Write the listing below out again exactly, dropping the images.

Figure dataset records:
——————

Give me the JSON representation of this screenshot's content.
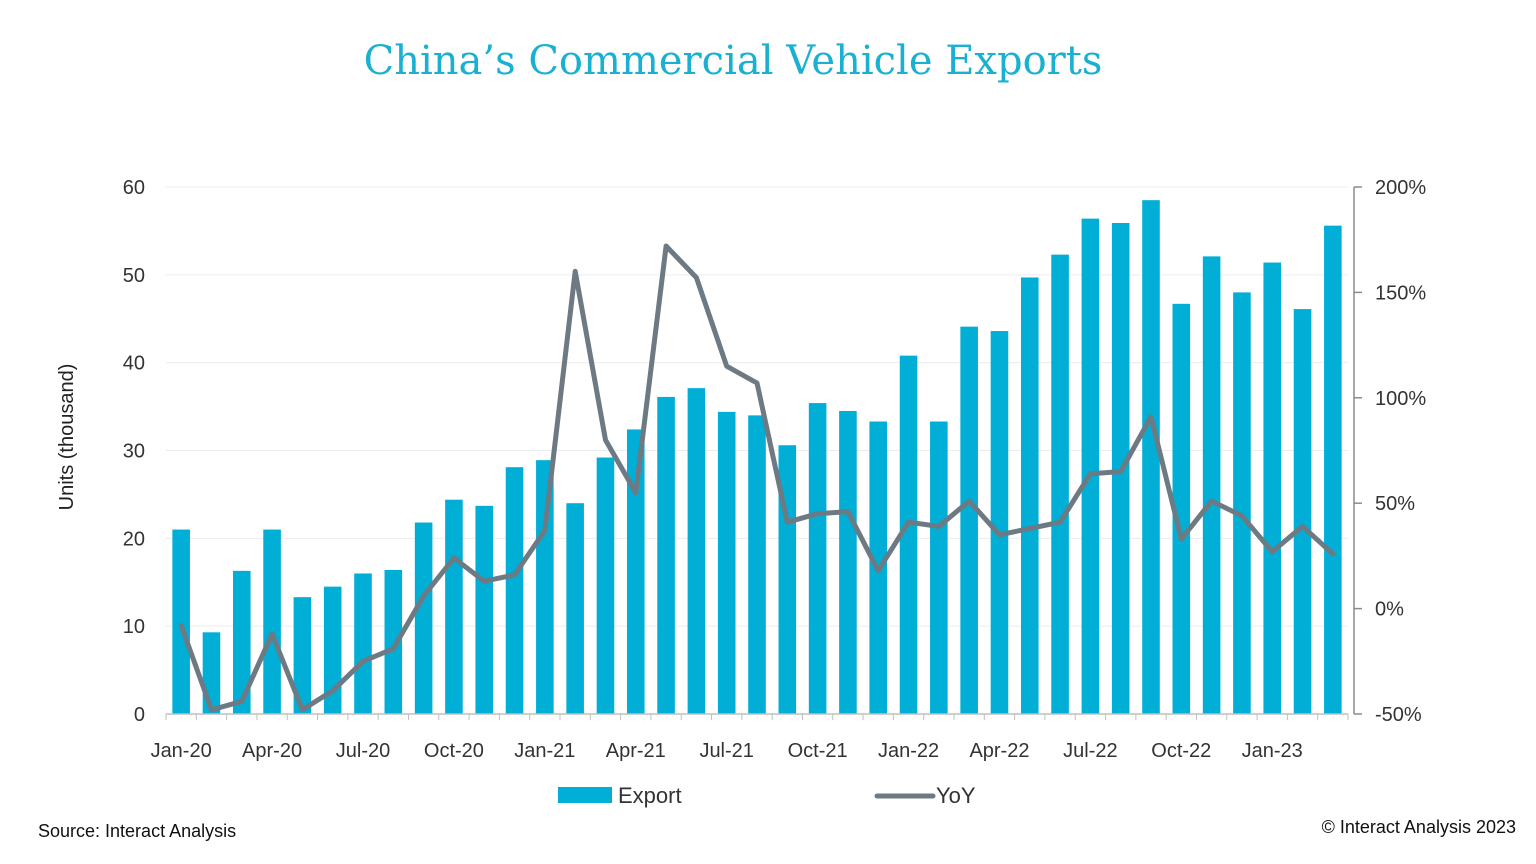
{
  "chart_data": {
    "type": "bar",
    "title": "China’s Commercial Vehicle Exports",
    "ylabel": "Units (thousand)",
    "y2label": "",
    "ylim": [
      0,
      60
    ],
    "y2lim": [
      -50,
      200
    ],
    "yticks": [
      "0",
      "10",
      "20",
      "30",
      "40",
      "50",
      "60"
    ],
    "y2ticks": [
      "-50%",
      "0%",
      "50%",
      "100%",
      "150%",
      "200%"
    ],
    "categories": [
      "Jan-20",
      "Feb-20",
      "Mar-20",
      "Apr-20",
      "May-20",
      "Jun-20",
      "Jul-20",
      "Aug-20",
      "Sep-20",
      "Oct-20",
      "Nov-20",
      "Dec-20",
      "Jan-21",
      "Feb-21",
      "Mar-21",
      "Apr-21",
      "May-21",
      "Jun-21",
      "Jul-21",
      "Aug-21",
      "Sep-21",
      "Oct-21",
      "Nov-21",
      "Dec-21",
      "Jan-22",
      "Feb-22",
      "Mar-22",
      "Apr-22",
      "May-22",
      "Jun-22",
      "Jul-22",
      "Aug-22",
      "Sep-22",
      "Oct-22",
      "Nov-22",
      "Dec-22",
      "Jan-23",
      "Feb-23",
      "Mar-23"
    ],
    "x_tick_labels": [
      "Jan-20",
      "Apr-20",
      "Jul-20",
      "Oct-20",
      "Jan-21",
      "Apr-21",
      "Jul-21",
      "Oct-21",
      "Jan-22",
      "Apr-22",
      "Jul-22",
      "Oct-22",
      "Jan-23"
    ],
    "series": [
      {
        "name": "Export",
        "type": "bar",
        "axis": "left",
        "color": "#00aed6",
        "values": [
          21.0,
          9.3,
          16.3,
          21.0,
          13.3,
          14.5,
          16.0,
          16.4,
          21.8,
          24.4,
          23.7,
          28.1,
          28.9,
          24.0,
          29.2,
          32.4,
          36.1,
          37.1,
          34.4,
          34.0,
          30.6,
          35.4,
          34.5,
          33.3,
          40.8,
          33.3,
          44.1,
          43.6,
          49.7,
          52.3,
          56.4,
          55.9,
          58.5,
          46.7,
          52.1,
          48.0,
          51.4,
          46.1,
          55.6
        ]
      },
      {
        "name": "YoY",
        "type": "line",
        "axis": "right",
        "color": "#6e7a83",
        "values": [
          -8,
          -48,
          -44,
          -12,
          -48,
          -39,
          -25,
          -19,
          6,
          24,
          13,
          16,
          37,
          160,
          80,
          55,
          172,
          157,
          115,
          107,
          41,
          45,
          46,
          18,
          41,
          39,
          51,
          35,
          38,
          41,
          64,
          65,
          91,
          33,
          51,
          44,
          27,
          39,
          26
        ]
      }
    ],
    "grid": true,
    "legend_position": "bottom"
  },
  "footer": {
    "source": "Source: Interact Analysis",
    "copyright": "© Interact Analysis 2023"
  }
}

——————

## THE RESPONSE
Give me the JSON representation of this screenshot's content.
{
  "chart_data": {
    "type": "bar",
    "title": "China’s Commercial Vehicle Exports",
    "ylabel": "Units (thousand)",
    "y2label": "",
    "ylim": [
      0,
      60
    ],
    "y2lim": [
      -50,
      200
    ],
    "yticks": [
      "0",
      "10",
      "20",
      "30",
      "40",
      "50",
      "60"
    ],
    "y2ticks": [
      "-50%",
      "0%",
      "50%",
      "100%",
      "150%",
      "200%"
    ],
    "categories": [
      "Jan-20",
      "Feb-20",
      "Mar-20",
      "Apr-20",
      "May-20",
      "Jun-20",
      "Jul-20",
      "Aug-20",
      "Sep-20",
      "Oct-20",
      "Nov-20",
      "Dec-20",
      "Jan-21",
      "Feb-21",
      "Mar-21",
      "Apr-21",
      "May-21",
      "Jun-21",
      "Jul-21",
      "Aug-21",
      "Sep-21",
      "Oct-21",
      "Nov-21",
      "Dec-21",
      "Jan-22",
      "Feb-22",
      "Mar-22",
      "Apr-22",
      "May-22",
      "Jun-22",
      "Jul-22",
      "Aug-22",
      "Sep-22",
      "Oct-22",
      "Nov-22",
      "Dec-22",
      "Jan-23",
      "Feb-23",
      "Mar-23"
    ],
    "x_tick_labels": [
      "Jan-20",
      "Apr-20",
      "Jul-20",
      "Oct-20",
      "Jan-21",
      "Apr-21",
      "Jul-21",
      "Oct-21",
      "Jan-22",
      "Apr-22",
      "Jul-22",
      "Oct-22",
      "Jan-23"
    ],
    "series": [
      {
        "name": "Export",
        "type": "bar",
        "axis": "left",
        "color": "#00aed6",
        "values": [
          21.0,
          9.3,
          16.3,
          21.0,
          13.3,
          14.5,
          16.0,
          16.4,
          21.8,
          24.4,
          23.7,
          28.1,
          28.9,
          24.0,
          29.2,
          32.4,
          36.1,
          37.1,
          34.4,
          34.0,
          30.6,
          35.4,
          34.5,
          33.3,
          40.8,
          33.3,
          44.1,
          43.6,
          49.7,
          52.3,
          56.4,
          55.9,
          58.5,
          46.7,
          52.1,
          48.0,
          51.4,
          46.1,
          55.6
        ]
      },
      {
        "name": "YoY",
        "type": "line",
        "axis": "right",
        "color": "#6e7a83",
        "values": [
          -8,
          -48,
          -44,
          -12,
          -48,
          -39,
          -25,
          -19,
          6,
          24,
          13,
          16,
          37,
          160,
          80,
          55,
          172,
          157,
          115,
          107,
          41,
          45,
          46,
          18,
          41,
          39,
          51,
          35,
          38,
          41,
          64,
          65,
          91,
          33,
          51,
          44,
          27,
          39,
          26
        ]
      }
    ],
    "grid": true,
    "legend_position": "bottom"
  },
  "footer": {
    "source": "Source: Interact Analysis",
    "copyright": "© Interact Analysis 2023"
  }
}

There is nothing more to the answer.